## CONSIGNES DE L'EXERCICE
A – Extrayez du texte sur la loi de Wien le passage qui s'ouvre sur les mots contenant "Crédit : Loïc" et se clôt sur "le domaine IR.".
B – Répondez à ces questions sur le texte sur la loi de Wien :
(i) Quelle longueur d'onde sépare le flux attribué au Soleil de celui attribué à l'émission thermique du corps observé ?
(ii) Quel nom porte la relation entre la température d'un corps noir et la longueur d'onde du maximum spectral ?
(iii) Dans quel domaine se situe ce maximum pour une planète de température effective voisine de quelques dizaines à quelques centaines de Kelvins ?
C – Poursuivez le texte sur la loi de Wien à partir de sa dernière phrase.

## TEXTE À LIRE
+===+

Crédit : Loïc Rossi CC-BY-SA

Dans le cas du système solaire, il est usuel de traiter le flux à des longueurs d'onde plus courtes que 5 µm (incluant donc l'UV, le visible et l'IR proche) comme provenant quasi-exclusivement du Soleil, et les longueurs d'onde plus grandes comme provenant de l'émission thermique du corps observé (incluant donc l'IR moyen et lointain, ainsi les domaines sub-millimétrique et radio). La relation mathématique entre température d'un corps noir et la longueur d'onde du maximum spectral s'appelle la loi de Wien : pour une étoile de température de surface voisine de quelques milliers de Kelvins, il se situe dans le domaine visible voire UV, tandis que pour une planète de température effective voisine de quelques dizaines à quelques centaines de Kelvins, il se situe dans le domaine IR.

+===+

## MATÉRIEL
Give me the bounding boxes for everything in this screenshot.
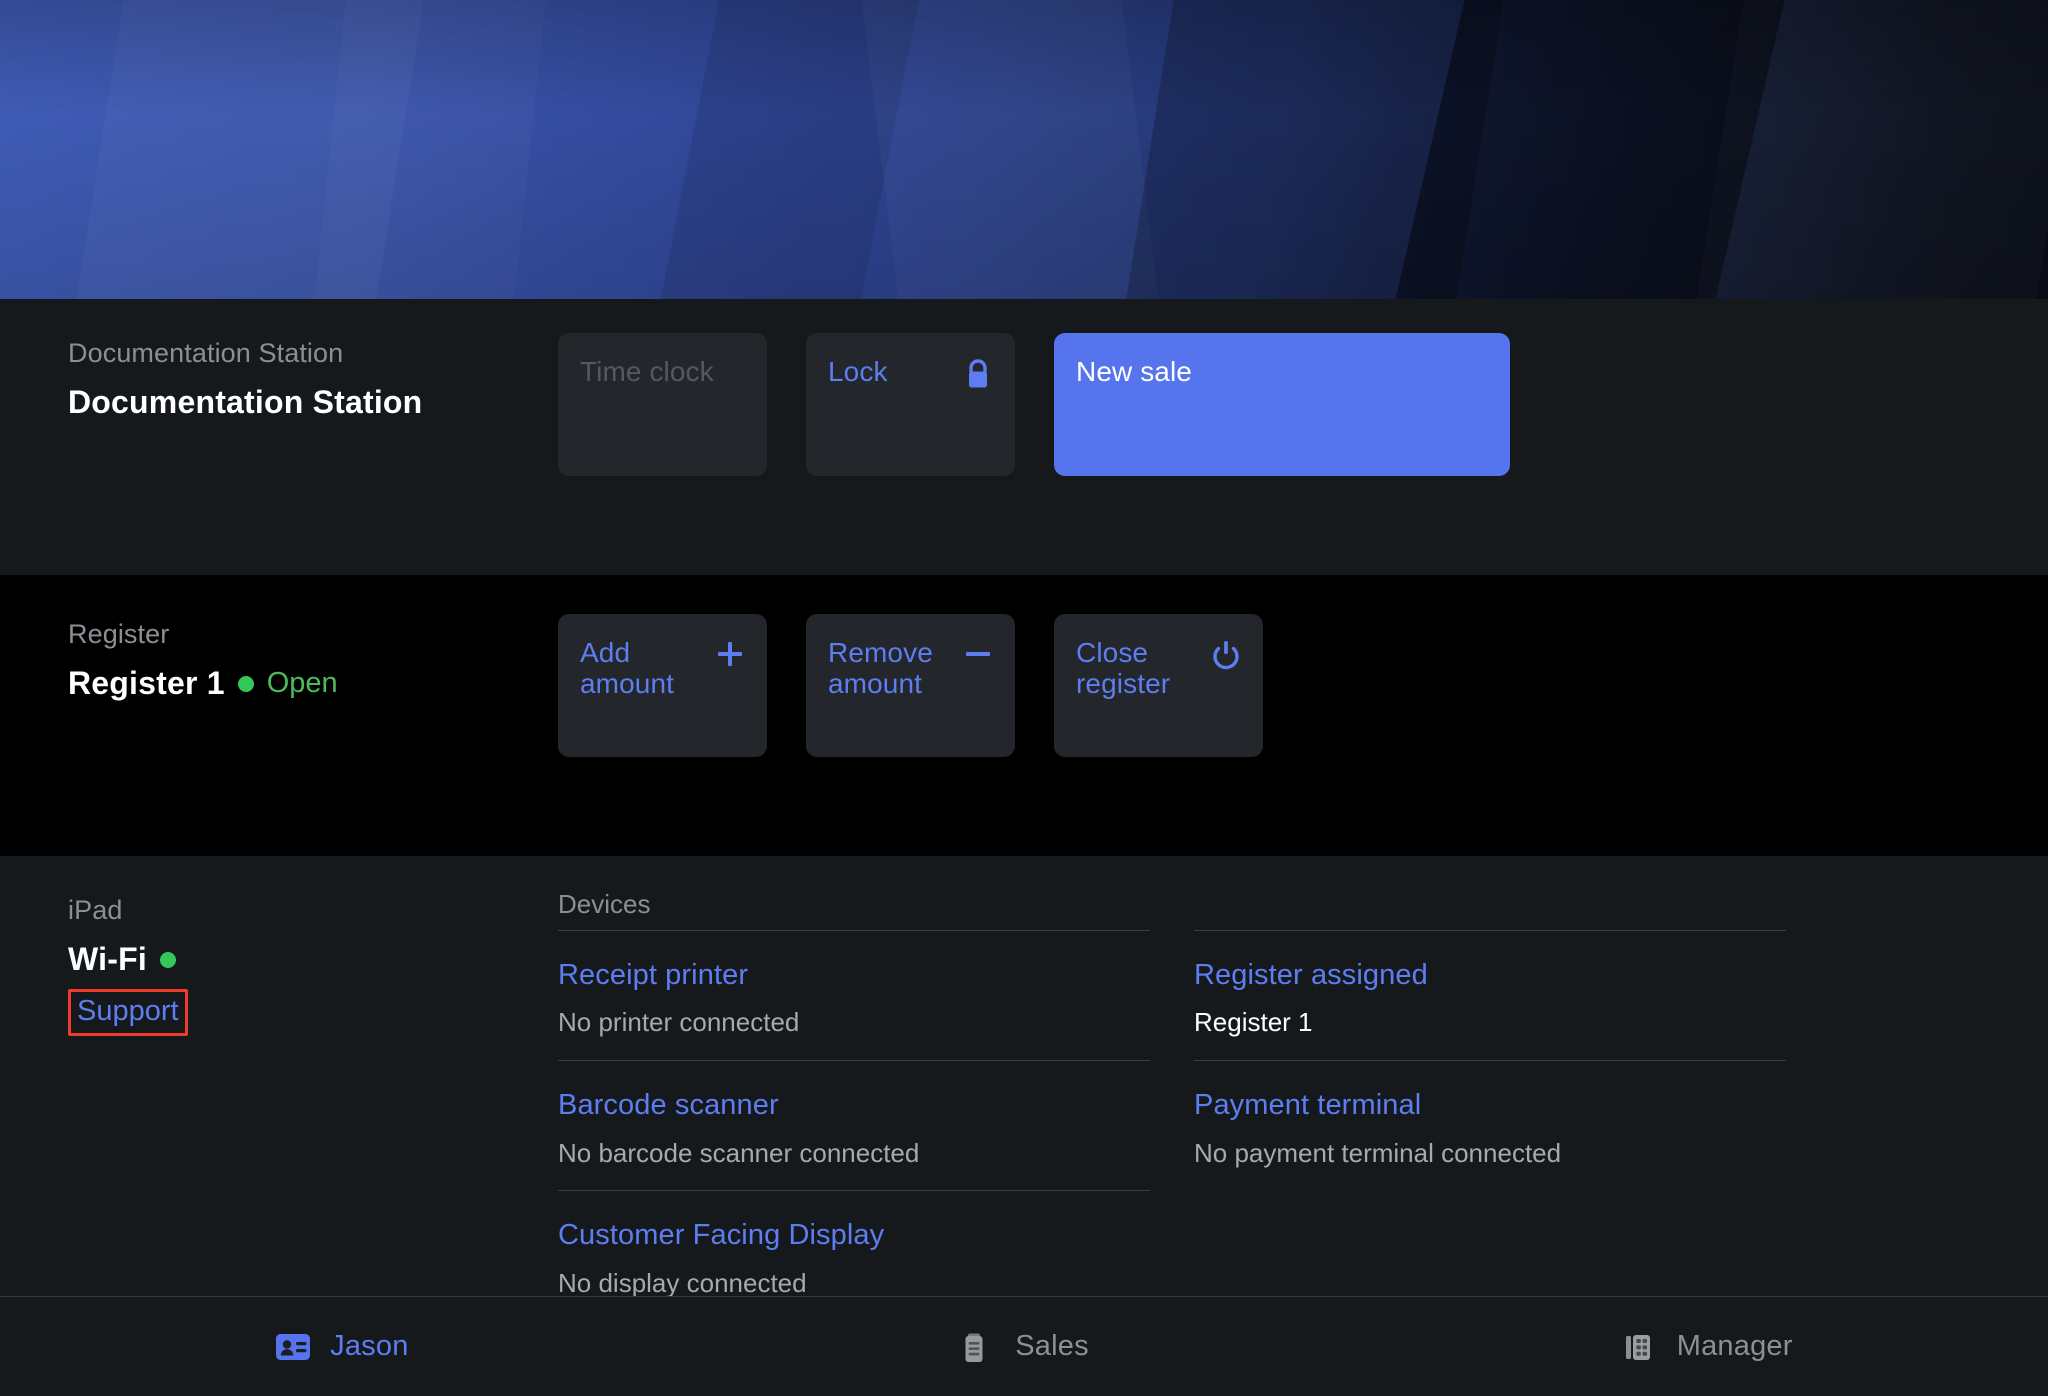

+===+

## RÉPONSES PAR CONSIGNE
A –
Crédit : Loïc Rossi CC-BY-SA

Dans le cas du système solaire, il est usuel de traiter le flux à des longueurs d'onde plus courtes que 5 µm (incluant donc l'UV, le visible et l'IR proche) comme provenant quasi-exclusivement du Soleil, et les longueurs d'onde plus grandes comme provenant de l'émission thermique du corps observé (incluant donc l'IR moyen et lointain, ainsi les domaines sub-millimétrique et radio). La relation mathématique entre température d'un corps noir et la longueur d'onde du maximum spectral s'appelle la loi de Wien : pour une étoile de température de surface voisine de quelques milliers de Kelvins, il se situe dans le domaine visible voire UV, tandis que pour une planète de température effective voisine de quelques dizaines à quelques centaines de Kelvins, il se situe dans le domaine IR.

B –
(i) 5 µm.
(ii) La loi de Wien.
(iii) Dans le domaine IR.

C –
Flux stellaire


Corps telluriques

Les planètes du système solaire constituent un cas particulier intéressant puisque l'on peut résoudre leur disque et même effectuer des observations en orbite. Il est même possible pour les planètes telluriques de distinguer le flux diffusé au sein de l'atmosphère de celui réfléchi ou diffusé par leur surface solide (voire liquide dans le cas de la Terre et de Titan).

Observations atmosphériques

Dans le cas de Mars et Vénus, les spectres dans l'infrarouge proche de ces planètes sont dominés par l'absorption due au dioxyde de carbone (CO2), composant majoritaire de leurs atmosphères. Dans l'ultraviolet, le spectre de Vénus est dominé par l'absorption due au dioxyde de soufre (SO2) ainsi que par un absorbant dont la composition n'est pas encore connue. Dans le cas de la Terre, ce même domaine spectral est dominé par l'absorption due à la vapeur d'eau et au CO2 (ainsi qu'au méthane dans une moindre mesure), tandis que le spectre visible et UV révèle la présence d'ozone O3 et de dioxygène O2. Le spectre réfléchi de Titan est quant à lui largement dominé par l'absorption du méthane CH4 et des aérosols présents dans son atmosphère.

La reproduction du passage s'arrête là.